# Given request
Copy every line of the records below where the word "Column" occurs.

(Data excerpts)
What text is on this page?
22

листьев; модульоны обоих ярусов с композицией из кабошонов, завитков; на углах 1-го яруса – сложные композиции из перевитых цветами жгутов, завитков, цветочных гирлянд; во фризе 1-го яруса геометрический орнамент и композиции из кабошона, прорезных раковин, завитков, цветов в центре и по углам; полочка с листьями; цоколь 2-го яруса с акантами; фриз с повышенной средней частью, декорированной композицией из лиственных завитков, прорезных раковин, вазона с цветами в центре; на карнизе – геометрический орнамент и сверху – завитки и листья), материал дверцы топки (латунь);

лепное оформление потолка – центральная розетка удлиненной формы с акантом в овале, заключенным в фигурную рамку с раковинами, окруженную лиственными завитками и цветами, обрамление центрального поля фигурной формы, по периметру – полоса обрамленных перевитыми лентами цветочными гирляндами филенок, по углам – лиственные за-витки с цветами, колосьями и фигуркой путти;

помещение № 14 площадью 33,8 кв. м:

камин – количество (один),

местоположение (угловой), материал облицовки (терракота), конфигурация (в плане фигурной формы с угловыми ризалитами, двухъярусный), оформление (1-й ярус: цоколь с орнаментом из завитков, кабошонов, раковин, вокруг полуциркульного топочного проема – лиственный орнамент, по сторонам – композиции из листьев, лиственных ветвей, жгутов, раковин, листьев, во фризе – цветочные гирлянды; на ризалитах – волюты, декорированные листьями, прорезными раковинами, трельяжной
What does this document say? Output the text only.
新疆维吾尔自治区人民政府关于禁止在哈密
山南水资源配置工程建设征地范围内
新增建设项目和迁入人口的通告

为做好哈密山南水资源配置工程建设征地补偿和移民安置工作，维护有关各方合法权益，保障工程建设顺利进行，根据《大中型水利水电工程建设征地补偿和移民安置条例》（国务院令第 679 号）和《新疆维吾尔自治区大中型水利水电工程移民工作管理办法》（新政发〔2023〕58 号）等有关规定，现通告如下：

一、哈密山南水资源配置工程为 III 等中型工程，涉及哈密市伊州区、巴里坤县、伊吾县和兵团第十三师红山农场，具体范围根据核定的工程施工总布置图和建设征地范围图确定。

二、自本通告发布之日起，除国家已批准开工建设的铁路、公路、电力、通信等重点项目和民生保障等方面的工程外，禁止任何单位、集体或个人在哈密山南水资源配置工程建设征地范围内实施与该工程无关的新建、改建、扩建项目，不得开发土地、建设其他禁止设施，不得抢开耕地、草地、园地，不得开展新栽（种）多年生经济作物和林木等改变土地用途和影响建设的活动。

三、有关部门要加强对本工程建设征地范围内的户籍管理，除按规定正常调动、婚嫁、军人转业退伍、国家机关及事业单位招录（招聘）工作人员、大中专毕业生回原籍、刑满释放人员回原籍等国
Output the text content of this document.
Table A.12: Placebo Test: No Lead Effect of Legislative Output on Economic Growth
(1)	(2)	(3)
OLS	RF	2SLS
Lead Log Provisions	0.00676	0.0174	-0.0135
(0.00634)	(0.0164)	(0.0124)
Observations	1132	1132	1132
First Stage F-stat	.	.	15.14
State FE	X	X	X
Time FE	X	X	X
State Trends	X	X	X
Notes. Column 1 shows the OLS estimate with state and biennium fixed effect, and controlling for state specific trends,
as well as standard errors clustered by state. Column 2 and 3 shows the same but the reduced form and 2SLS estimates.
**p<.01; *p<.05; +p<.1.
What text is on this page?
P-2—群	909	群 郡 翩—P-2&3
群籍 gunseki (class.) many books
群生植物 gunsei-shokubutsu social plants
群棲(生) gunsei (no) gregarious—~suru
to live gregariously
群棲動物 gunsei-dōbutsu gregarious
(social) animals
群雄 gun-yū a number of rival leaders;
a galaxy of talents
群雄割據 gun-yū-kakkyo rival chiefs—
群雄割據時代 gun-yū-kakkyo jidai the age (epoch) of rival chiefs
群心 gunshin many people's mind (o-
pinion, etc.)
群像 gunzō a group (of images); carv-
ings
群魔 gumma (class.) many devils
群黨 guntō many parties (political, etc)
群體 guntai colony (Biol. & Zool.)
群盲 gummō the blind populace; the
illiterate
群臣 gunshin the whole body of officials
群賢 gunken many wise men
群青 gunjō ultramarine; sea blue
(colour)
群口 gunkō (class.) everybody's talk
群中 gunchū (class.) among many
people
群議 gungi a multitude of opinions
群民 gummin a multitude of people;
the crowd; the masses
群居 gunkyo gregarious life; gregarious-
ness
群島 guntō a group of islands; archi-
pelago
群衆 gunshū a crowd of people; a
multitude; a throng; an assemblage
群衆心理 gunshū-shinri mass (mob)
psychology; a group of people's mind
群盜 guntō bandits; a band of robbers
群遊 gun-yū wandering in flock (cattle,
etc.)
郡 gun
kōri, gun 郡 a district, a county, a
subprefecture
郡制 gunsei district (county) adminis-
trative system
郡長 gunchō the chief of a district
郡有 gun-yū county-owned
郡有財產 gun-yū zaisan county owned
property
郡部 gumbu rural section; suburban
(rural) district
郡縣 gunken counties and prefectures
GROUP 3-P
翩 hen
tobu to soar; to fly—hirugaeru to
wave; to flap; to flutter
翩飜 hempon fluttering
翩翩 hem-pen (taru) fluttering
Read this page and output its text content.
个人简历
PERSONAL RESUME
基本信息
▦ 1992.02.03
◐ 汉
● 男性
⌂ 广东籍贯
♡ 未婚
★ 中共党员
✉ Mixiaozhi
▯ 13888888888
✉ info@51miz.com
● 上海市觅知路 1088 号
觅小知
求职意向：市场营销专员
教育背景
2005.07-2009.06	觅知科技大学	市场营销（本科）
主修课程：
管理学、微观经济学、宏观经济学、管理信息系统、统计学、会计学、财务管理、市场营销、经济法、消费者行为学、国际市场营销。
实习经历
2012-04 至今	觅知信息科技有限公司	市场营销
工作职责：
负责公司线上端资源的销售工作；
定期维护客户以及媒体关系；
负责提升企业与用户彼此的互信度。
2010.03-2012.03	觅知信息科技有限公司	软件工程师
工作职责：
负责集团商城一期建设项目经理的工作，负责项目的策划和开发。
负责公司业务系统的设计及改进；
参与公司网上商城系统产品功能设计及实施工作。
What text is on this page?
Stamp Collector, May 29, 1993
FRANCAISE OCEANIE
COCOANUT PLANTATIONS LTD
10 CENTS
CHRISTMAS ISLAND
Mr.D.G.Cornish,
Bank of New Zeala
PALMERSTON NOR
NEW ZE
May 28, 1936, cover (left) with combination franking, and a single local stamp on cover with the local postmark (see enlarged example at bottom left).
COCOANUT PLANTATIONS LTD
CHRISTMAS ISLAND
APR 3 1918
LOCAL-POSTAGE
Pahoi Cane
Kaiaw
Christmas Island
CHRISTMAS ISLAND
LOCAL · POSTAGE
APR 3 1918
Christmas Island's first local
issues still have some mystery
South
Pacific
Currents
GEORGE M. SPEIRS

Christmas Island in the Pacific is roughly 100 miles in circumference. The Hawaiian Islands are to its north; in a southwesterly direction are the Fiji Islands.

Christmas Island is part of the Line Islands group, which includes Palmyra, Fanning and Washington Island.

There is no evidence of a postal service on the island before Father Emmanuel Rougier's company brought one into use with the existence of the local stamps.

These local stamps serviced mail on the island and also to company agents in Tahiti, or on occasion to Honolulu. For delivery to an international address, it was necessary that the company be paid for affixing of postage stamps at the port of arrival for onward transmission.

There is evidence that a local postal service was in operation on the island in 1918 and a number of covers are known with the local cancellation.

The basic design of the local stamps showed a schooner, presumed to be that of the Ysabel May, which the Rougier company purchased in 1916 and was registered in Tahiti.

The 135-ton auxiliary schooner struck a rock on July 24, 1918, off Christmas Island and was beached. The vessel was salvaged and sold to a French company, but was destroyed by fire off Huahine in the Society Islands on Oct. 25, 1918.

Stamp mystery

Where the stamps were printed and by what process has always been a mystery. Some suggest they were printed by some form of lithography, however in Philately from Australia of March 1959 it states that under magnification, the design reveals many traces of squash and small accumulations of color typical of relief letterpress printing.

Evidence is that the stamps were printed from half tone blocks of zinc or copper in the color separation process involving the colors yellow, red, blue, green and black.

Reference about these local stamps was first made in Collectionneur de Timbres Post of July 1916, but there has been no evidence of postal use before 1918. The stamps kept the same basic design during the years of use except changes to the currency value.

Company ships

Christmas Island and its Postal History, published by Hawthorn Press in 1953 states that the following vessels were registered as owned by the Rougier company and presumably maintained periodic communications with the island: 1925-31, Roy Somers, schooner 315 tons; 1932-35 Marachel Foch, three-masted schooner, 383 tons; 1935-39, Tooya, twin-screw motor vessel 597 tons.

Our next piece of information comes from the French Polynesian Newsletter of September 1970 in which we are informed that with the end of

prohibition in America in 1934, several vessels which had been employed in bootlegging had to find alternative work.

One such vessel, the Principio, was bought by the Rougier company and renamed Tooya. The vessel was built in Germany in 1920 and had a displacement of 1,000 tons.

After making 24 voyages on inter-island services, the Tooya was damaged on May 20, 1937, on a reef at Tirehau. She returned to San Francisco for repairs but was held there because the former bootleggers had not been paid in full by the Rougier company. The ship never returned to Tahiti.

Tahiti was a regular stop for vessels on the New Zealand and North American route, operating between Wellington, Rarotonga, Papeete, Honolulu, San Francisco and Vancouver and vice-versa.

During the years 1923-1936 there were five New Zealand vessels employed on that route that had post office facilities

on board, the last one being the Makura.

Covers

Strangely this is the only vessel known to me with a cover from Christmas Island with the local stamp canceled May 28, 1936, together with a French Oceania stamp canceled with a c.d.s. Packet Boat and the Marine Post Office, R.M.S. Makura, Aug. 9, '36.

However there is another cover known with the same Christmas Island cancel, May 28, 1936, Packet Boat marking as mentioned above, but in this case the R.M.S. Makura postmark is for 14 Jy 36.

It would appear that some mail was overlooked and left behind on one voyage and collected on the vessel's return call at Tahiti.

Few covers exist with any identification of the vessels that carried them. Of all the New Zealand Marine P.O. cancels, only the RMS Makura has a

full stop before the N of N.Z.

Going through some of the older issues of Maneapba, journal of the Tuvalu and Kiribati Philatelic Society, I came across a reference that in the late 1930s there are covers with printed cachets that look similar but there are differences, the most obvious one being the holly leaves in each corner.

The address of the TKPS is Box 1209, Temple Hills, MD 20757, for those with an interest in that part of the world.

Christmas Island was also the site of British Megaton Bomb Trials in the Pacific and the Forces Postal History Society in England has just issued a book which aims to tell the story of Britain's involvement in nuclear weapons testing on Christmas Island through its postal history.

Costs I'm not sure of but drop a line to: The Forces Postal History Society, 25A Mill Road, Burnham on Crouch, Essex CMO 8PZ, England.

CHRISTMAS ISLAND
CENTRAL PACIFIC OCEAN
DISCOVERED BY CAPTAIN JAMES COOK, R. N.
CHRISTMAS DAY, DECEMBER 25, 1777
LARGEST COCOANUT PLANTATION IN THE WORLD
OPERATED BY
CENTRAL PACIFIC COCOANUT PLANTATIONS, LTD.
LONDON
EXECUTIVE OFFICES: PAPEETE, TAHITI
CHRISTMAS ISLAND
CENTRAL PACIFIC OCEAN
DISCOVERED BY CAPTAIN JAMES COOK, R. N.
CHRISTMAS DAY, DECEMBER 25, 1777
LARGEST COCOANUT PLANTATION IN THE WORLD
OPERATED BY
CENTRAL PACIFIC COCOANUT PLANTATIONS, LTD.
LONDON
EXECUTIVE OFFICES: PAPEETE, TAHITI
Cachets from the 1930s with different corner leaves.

# Solution for this problem
Notes. Column 1 shows the OLS estimate with state and biennium fixed effect, and controlling for state specific trends,
as well as standard errors clustered by state. Column 2 and 3 shows the same but the reduced form and 2SLS estimates.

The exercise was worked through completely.